(Records about charts and figures)
==================================================
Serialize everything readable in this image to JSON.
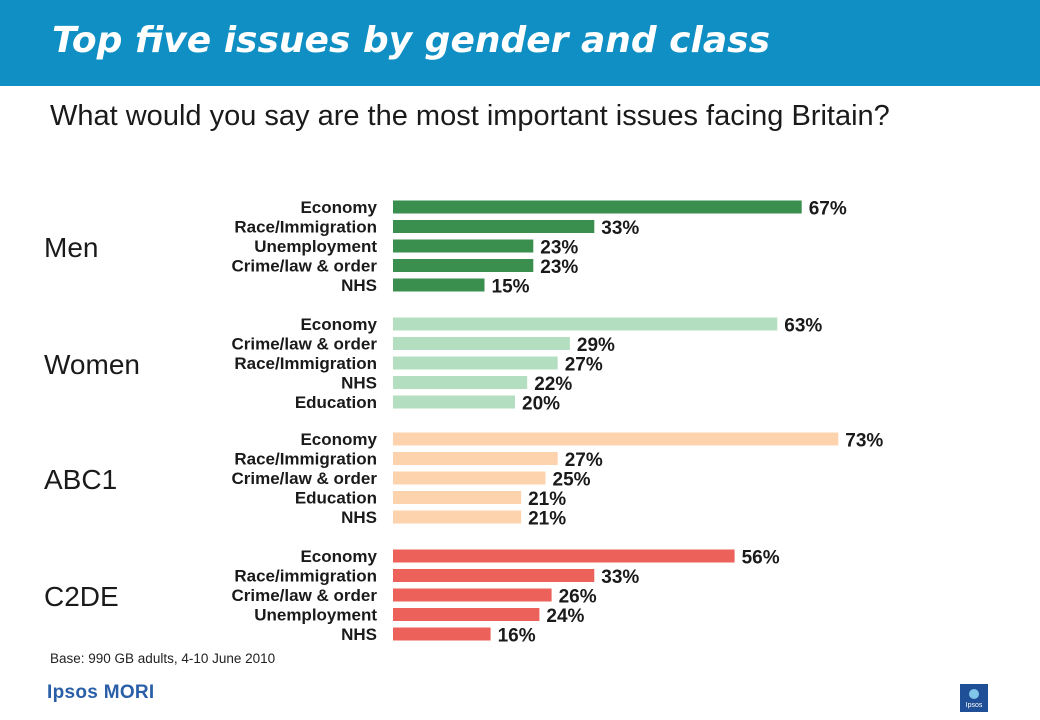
{
  "header": {
    "title": "Top five issues by gender and class",
    "subtitle": "What would you say are the most important issues facing Britain?"
  },
  "chart_data": {
    "type": "bar",
    "orientation": "horizontal",
    "value_suffix": "%",
    "xlim": [
      0,
      100
    ],
    "grid": false,
    "groups": [
      {
        "name": "Men",
        "color": "#3a8f4f",
        "categories": [
          "Economy",
          "Race/Immigration",
          "Unemployment",
          "Crime/law & order",
          "NHS"
        ],
        "values": [
          67,
          33,
          23,
          23,
          15
        ]
      },
      {
        "name": "Women",
        "color": "#b3dfc0",
        "categories": [
          "Economy",
          "Crime/law & order",
          "Race/Immigration",
          "NHS",
          "Education"
        ],
        "values": [
          63,
          29,
          27,
          22,
          20
        ]
      },
      {
        "name": "ABC1",
        "color": "#fdd3ad",
        "categories": [
          "Economy",
          "Race/Immigration",
          "Crime/law & order",
          "Education",
          "NHS"
        ],
        "values": [
          73,
          27,
          25,
          21,
          21
        ]
      },
      {
        "name": "C2DE",
        "color": "#ec6159",
        "categories": [
          "Economy",
          "Race/immigration",
          "Crime/law & order",
          "Unemployment",
          "NHS"
        ],
        "values": [
          56,
          33,
          26,
          24,
          16
        ]
      }
    ]
  },
  "footer": {
    "base_note": "Base: 990 GB adults, 4-10 June 2010",
    "logo": "Ipsos MORI",
    "badge": "Ipsos"
  }
}
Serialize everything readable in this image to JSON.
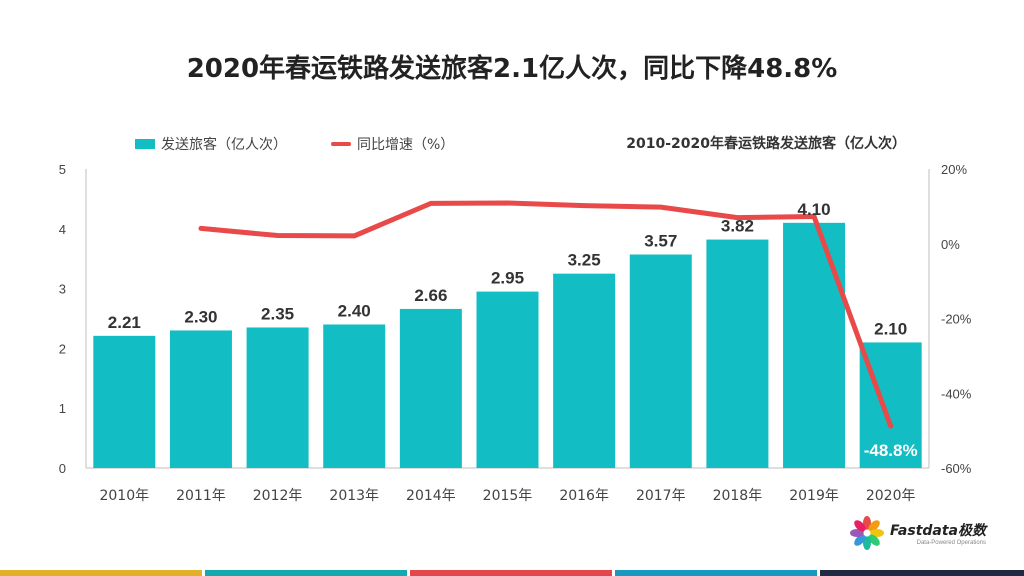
{
  "title": "2020年春运铁路发送旅客2.1亿人次，同比下降48.8%",
  "subtitle": "2010-2020年春运铁路发送旅客（亿人次）",
  "colors": {
    "bar": "#12BDC3",
    "line": "#E84A4A",
    "axis": "#BFBFBF",
    "footer": [
      "#E2B12A",
      "#13A9AE",
      "#E2474C",
      "#1999C0",
      "#1F2A44"
    ]
  },
  "logo": {
    "name": "Fastdata极数",
    "tagline": "Data-Powered Operations"
  },
  "chart_data": {
    "type": "bar",
    "categories": [
      "2010年",
      "2011年",
      "2012年",
      "2013年",
      "2014年",
      "2015年",
      "2016年",
      "2017年",
      "2018年",
      "2019年",
      "2020年"
    ],
    "series": [
      {
        "name": "发送旅客（亿人次）",
        "type": "bar",
        "axis": "left",
        "values": [
          2.21,
          2.3,
          2.35,
          2.4,
          2.66,
          2.95,
          3.25,
          3.57,
          3.82,
          4.1,
          2.1
        ],
        "labels": [
          "2.21",
          "2.30",
          "2.35",
          "2.40",
          "2.66",
          "2.95",
          "3.25",
          "3.57",
          "3.82",
          "4.10",
          "2.10"
        ]
      },
      {
        "name": "同比增速（%）",
        "type": "line",
        "axis": "right",
        "values": [
          null,
          4.1,
          2.2,
          2.1,
          10.8,
          10.9,
          10.2,
          9.8,
          7.0,
          7.3,
          -48.8
        ],
        "labels": [
          "",
          "",
          "",
          "",
          "",
          "",
          "",
          "",
          "",
          "",
          "-48.8%"
        ]
      }
    ],
    "y_left": {
      "min": 0,
      "max": 5,
      "ticks": [
        "0",
        "1",
        "2",
        "3",
        "4",
        "5"
      ]
    },
    "y_right": {
      "min": -60,
      "max": 20,
      "ticks": [
        "-60%",
        "-40%",
        "-20%",
        "0%",
        "20%"
      ]
    },
    "legend_position": "top-left",
    "grid": false
  }
}
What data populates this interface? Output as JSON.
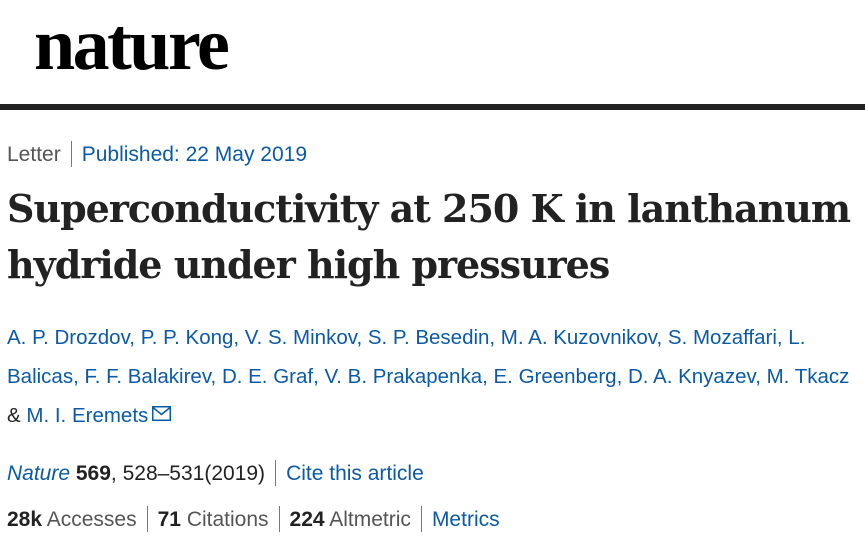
{
  "header": {
    "logo": "nature"
  },
  "article": {
    "type": "Letter",
    "published": "Published: 22 May 2019",
    "title": "Superconductivity at 250 K in lanthanum hydride under high pressures",
    "authors_a": "A. P. Drozdov, P. P. Kong, V. S. Minkov, S. P. Besedin, M. A. Kuzovnikov, S. Mozaffari, L. Balicas, F. F. Balakirev, D. E. Graf, V. B. Prakapenka, E. Greenberg, D. A. Knyazev, M. Tkacz",
    "authors_amp": "&",
    "authors_b": "M. I. Eremets",
    "mail_icon": "mail-icon"
  },
  "citation": {
    "journal": "Nature",
    "volume": "569",
    "pages_year": ", 528–531(2019)",
    "cite_link": "Cite this article"
  },
  "metrics": {
    "accesses_value": "28k",
    "accesses_label": "Accesses",
    "citations_value": "71",
    "citations_label": "Citations",
    "altmetric_value": "224",
    "altmetric_label": "Altmetric",
    "metrics_link": "Metrics"
  }
}
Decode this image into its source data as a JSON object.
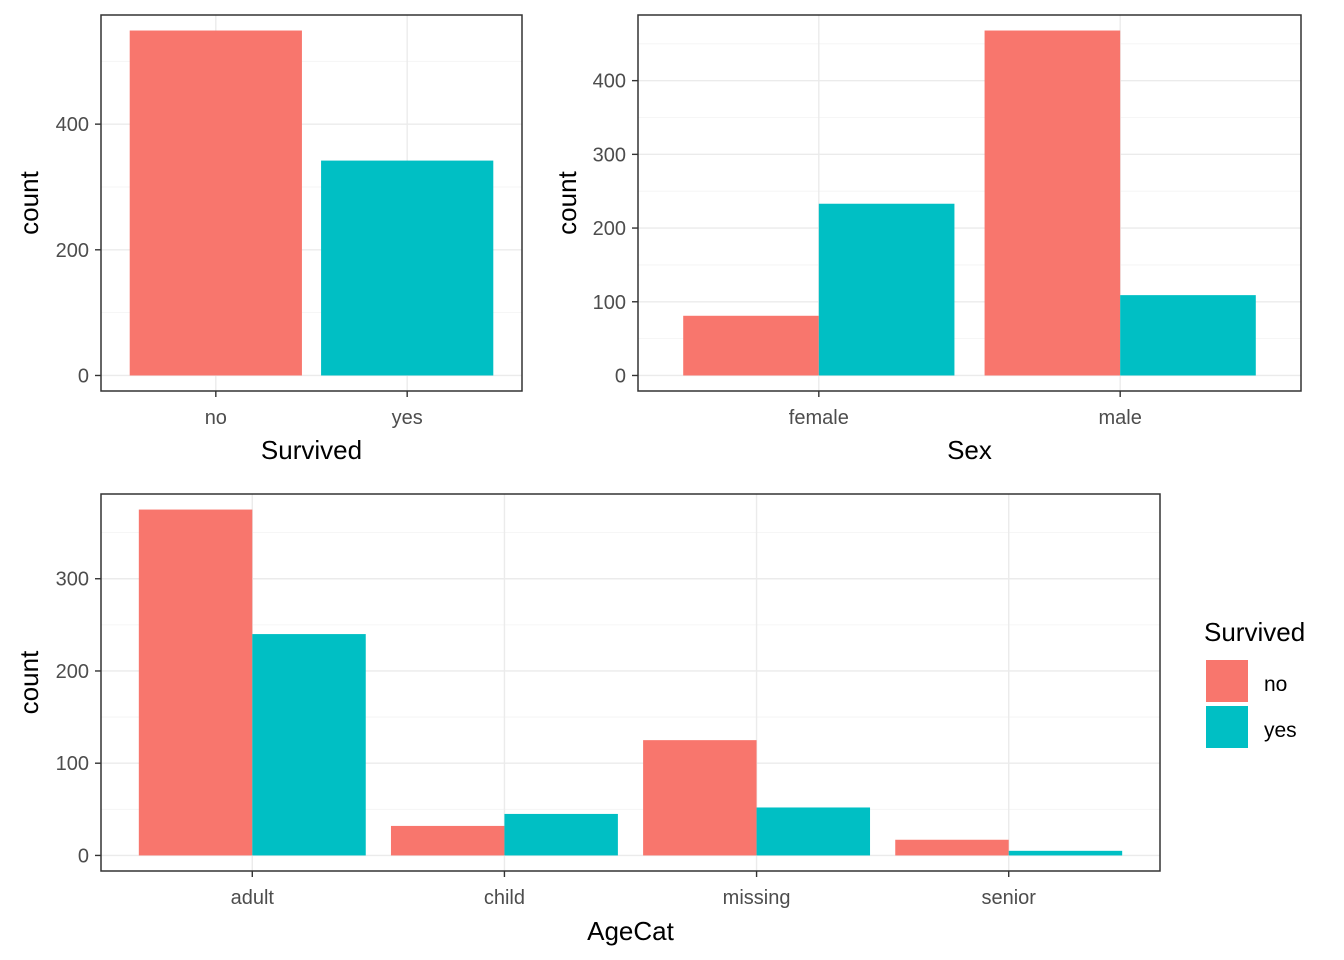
{
  "colors": {
    "no": "#F8766D",
    "yes": "#00BFC4"
  },
  "legend": {
    "title": "Survived",
    "entries": [
      "no",
      "yes"
    ],
    "placement": "right"
  },
  "chart_data": [
    {
      "type": "bar",
      "xlabel": "Survived",
      "ylabel": "count",
      "categories": [
        "no",
        "yes"
      ],
      "series": [
        {
          "name": "no",
          "values": [
            549,
            null
          ]
        },
        {
          "name": "yes",
          "values": [
            null,
            342
          ]
        }
      ],
      "ylim": [
        0,
        549
      ],
      "yticks": [
        0,
        200,
        400
      ],
      "grid": true
    },
    {
      "type": "bar",
      "xlabel": "Sex",
      "ylabel": "count",
      "categories": [
        "female",
        "male"
      ],
      "series": [
        {
          "name": "no",
          "values": [
            81,
            468
          ]
        },
        {
          "name": "yes",
          "values": [
            233,
            109
          ]
        }
      ],
      "ylim": [
        0,
        468
      ],
      "yticks": [
        0,
        100,
        200,
        300,
        400
      ],
      "grid": true
    },
    {
      "type": "bar",
      "xlabel": "AgeCat",
      "ylabel": "count",
      "categories": [
        "adult",
        "child",
        "missing",
        "senior"
      ],
      "series": [
        {
          "name": "no",
          "values": [
            375,
            32,
            125,
            17
          ]
        },
        {
          "name": "yes",
          "values": [
            240,
            45,
            52,
            5
          ]
        }
      ],
      "ylim": [
        0,
        375
      ],
      "yticks": [
        0,
        100,
        200,
        300
      ],
      "grid": true
    }
  ]
}
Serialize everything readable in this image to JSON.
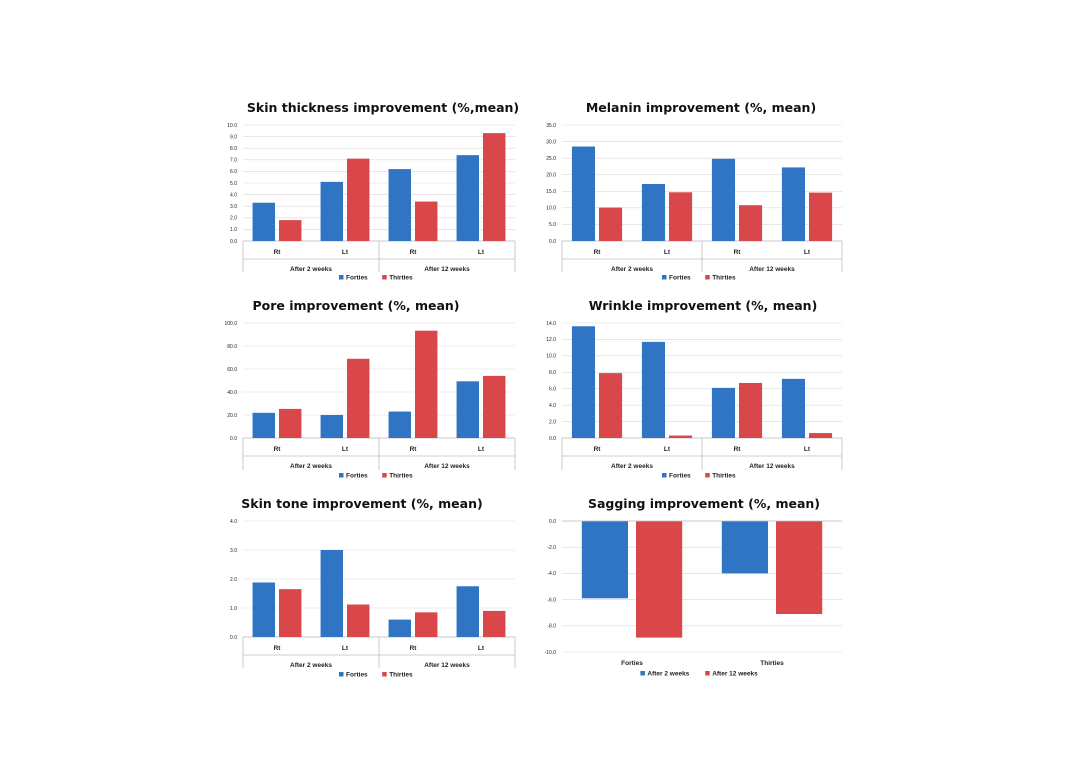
{
  "colors": {
    "blue": "#2f75c4",
    "red": "#d9474a"
  },
  "chart_data": [
    {
      "type": "bar",
      "title": "Skin thickness improvement (%,mean)",
      "categories": [
        "Rt",
        "Lt",
        "Rt",
        "Lt"
      ],
      "groups": [
        "After 2 weeks",
        "After 12 weeks"
      ],
      "series": [
        {
          "name": "Forties",
          "values": [
            3.3,
            5.1,
            6.2,
            7.4
          ]
        },
        {
          "name": "Thirties",
          "values": [
            1.8,
            7.1,
            3.4,
            9.3
          ]
        }
      ],
      "ylim": [
        0,
        10
      ],
      "yticks": [
        "0.0",
        "1.0",
        "2.0",
        "3.0",
        "4.0",
        "5.0",
        "6.0",
        "7.0",
        "8.0",
        "9.0",
        "10.0"
      ],
      "legend": "bottom"
    },
    {
      "type": "bar",
      "title": "Melanin improvement (%, mean)",
      "categories": [
        "Rt",
        "Lt",
        "Rt",
        "Lt"
      ],
      "groups": [
        "After 2 weeks",
        "After 12 weeks"
      ],
      "series": [
        {
          "name": "Forties",
          "values": [
            28.5,
            17.2,
            24.8,
            22.2
          ]
        },
        {
          "name": "Thirties",
          "values": [
            10.1,
            14.7,
            10.8,
            14.6
          ]
        }
      ],
      "ylim": [
        0,
        35
      ],
      "yticks": [
        "0.0",
        "5.0",
        "10.0",
        "15.0",
        "20.0",
        "25.0",
        "30.0",
        "35.0"
      ],
      "legend": "bottom"
    },
    {
      "type": "bar",
      "title": "Pore improvement (%, mean)",
      "categories": [
        "Rt",
        "Lt",
        "Rt",
        "Lt"
      ],
      "groups": [
        "After 2 weeks",
        "After 12 weeks"
      ],
      "series": [
        {
          "name": "Forties",
          "values": [
            21.9,
            20.0,
            23.0,
            49.3
          ]
        },
        {
          "name": "Thirties",
          "values": [
            25.3,
            68.9,
            93.3,
            54.0
          ]
        }
      ],
      "ylim": [
        0,
        100
      ],
      "yticks": [
        "0.0",
        "20.0",
        "40.0",
        "60.0",
        "80.0",
        "100.0"
      ],
      "legend": "bottom"
    },
    {
      "type": "bar",
      "title": "Wrinkle improvement (%, mean)",
      "categories": [
        "Rt",
        "Lt",
        "Rt",
        "Lt"
      ],
      "groups": [
        "After 2 weeks",
        "After 12 weeks"
      ],
      "series": [
        {
          "name": "Forties",
          "values": [
            13.6,
            11.7,
            6.1,
            7.2
          ]
        },
        {
          "name": "Thirties",
          "values": [
            7.9,
            0.3,
            6.7,
            0.6
          ]
        }
      ],
      "ylim": [
        0,
        14
      ],
      "yticks": [
        "0.0",
        "2.0",
        "4.0",
        "6.0",
        "8.0",
        "10.0",
        "12.0",
        "14.0"
      ],
      "legend": "bottom"
    },
    {
      "type": "bar",
      "title": "Skin tone improvement (%, mean)",
      "categories": [
        "Rt",
        "Lt",
        "Rt",
        "Lt"
      ],
      "groups": [
        "After 2 weeks",
        "After 12 weeks"
      ],
      "series": [
        {
          "name": "Forties",
          "values": [
            1.88,
            3.0,
            0.6,
            1.75
          ]
        },
        {
          "name": "Thirties",
          "values": [
            1.65,
            1.12,
            0.85,
            0.9
          ]
        }
      ],
      "ylim": [
        0,
        4
      ],
      "yticks": [
        "0.0",
        "1.0",
        "2.0",
        "3.0",
        "4.0"
      ],
      "legend": "bottom"
    },
    {
      "type": "bar",
      "title": "Sagging improvement (%, mean)",
      "categories": [
        "Forties",
        "Thirties"
      ],
      "groups": [],
      "series": [
        {
          "name": "After 2 weeks",
          "values": [
            -5.9,
            -4.0
          ]
        },
        {
          "name": "After 12 weeks",
          "values": [
            -8.9,
            -7.1
          ]
        }
      ],
      "ylim": [
        -10,
        0
      ],
      "yticks": [
        "0.0",
        "-2.0",
        "-4.0",
        "-6.0",
        "-8.0",
        "-10.0"
      ],
      "legend": "bottom"
    }
  ]
}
==================================================
> _Work to be completed_
Using the listing above, pull out all lines that hold the word "subtitle".

> _Response to this exercise_
    "subtitle": "What would you say are the most important issues facing Britain?"
  "subtitle": "2010-2020年春运铁路发送旅客（亿人次）",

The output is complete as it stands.